◆ The task
Look through the material below and give the number of lines holding "true", with no other words.

***

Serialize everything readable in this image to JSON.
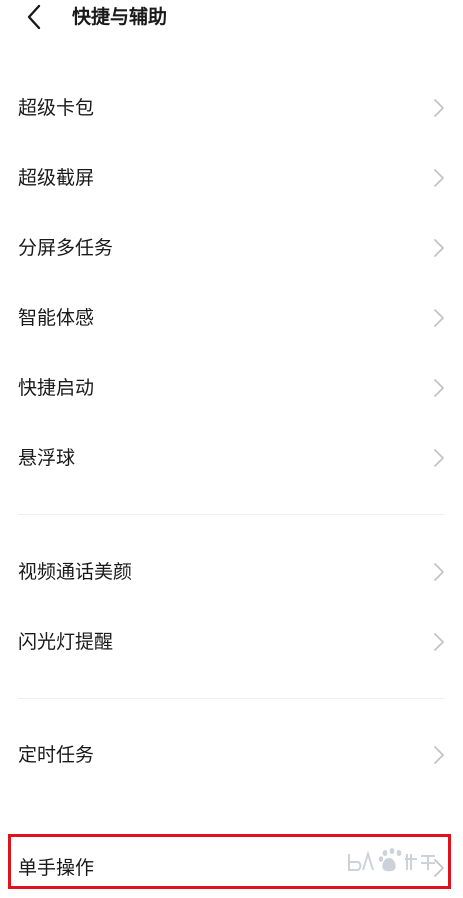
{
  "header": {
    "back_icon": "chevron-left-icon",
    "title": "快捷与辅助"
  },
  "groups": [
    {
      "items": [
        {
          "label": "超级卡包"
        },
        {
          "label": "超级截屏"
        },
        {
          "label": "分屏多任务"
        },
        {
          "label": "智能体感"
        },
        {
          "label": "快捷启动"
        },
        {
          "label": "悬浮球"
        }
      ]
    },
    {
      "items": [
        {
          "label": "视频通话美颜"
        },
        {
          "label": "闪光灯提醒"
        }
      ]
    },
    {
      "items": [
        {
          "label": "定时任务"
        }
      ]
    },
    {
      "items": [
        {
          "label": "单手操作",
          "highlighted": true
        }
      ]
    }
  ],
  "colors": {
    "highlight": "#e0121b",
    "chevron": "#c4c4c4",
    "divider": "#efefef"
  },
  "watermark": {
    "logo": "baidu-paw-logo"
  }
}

***

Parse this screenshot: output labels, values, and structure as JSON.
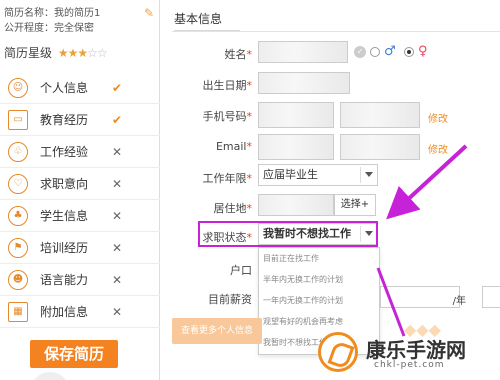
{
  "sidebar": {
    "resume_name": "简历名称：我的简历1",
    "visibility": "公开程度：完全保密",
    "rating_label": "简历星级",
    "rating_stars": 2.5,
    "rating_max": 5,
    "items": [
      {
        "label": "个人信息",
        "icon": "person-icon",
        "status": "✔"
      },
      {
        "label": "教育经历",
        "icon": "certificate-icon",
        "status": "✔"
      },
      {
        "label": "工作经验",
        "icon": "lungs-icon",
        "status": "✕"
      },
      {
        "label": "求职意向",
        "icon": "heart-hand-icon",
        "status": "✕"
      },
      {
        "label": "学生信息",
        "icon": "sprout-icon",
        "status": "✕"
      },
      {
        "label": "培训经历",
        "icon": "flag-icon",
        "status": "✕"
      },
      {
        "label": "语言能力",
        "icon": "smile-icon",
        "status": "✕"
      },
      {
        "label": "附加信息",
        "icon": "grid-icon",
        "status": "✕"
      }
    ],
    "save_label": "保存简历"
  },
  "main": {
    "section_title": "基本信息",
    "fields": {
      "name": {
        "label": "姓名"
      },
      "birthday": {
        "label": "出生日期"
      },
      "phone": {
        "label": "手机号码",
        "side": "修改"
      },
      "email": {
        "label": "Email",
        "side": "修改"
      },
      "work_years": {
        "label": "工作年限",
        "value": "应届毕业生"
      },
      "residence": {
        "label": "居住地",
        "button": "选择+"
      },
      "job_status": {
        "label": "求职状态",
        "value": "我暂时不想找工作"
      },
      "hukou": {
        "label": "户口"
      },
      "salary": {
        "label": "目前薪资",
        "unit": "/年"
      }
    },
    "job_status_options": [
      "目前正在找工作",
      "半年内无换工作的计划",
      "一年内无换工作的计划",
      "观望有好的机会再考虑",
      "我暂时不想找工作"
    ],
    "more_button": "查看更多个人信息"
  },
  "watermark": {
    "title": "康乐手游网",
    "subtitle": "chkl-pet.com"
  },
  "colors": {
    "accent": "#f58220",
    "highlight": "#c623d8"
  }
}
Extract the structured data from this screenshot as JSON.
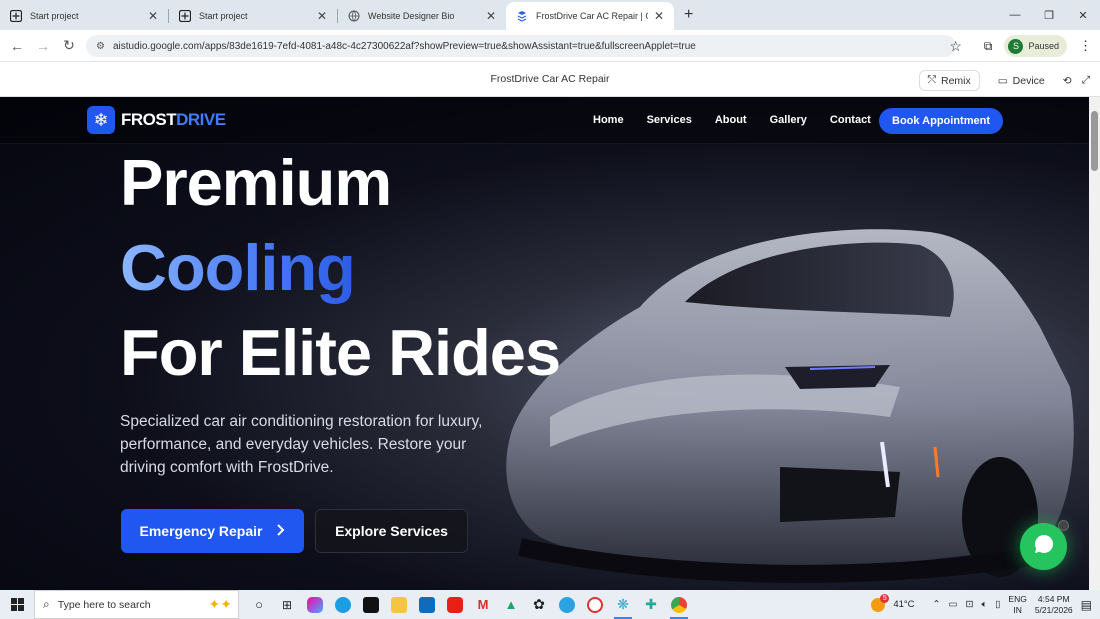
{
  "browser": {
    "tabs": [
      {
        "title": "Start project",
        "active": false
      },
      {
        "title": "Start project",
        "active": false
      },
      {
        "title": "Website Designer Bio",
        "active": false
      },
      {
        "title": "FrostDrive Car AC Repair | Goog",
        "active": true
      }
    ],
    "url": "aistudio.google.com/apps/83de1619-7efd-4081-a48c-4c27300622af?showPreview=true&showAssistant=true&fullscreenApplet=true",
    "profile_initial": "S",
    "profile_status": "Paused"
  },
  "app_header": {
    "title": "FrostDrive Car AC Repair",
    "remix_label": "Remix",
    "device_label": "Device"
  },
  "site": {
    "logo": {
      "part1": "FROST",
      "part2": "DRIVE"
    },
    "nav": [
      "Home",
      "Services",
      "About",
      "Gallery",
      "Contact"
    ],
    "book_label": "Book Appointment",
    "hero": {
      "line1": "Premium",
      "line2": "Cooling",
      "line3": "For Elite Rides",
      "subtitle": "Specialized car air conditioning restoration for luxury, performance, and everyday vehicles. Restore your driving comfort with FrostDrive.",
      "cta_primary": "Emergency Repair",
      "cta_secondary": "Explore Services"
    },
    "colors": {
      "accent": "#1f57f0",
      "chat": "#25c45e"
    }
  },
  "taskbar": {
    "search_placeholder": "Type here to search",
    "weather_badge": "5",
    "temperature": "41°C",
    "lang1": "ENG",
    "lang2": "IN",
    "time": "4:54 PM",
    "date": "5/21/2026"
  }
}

***

◆ Answer below
3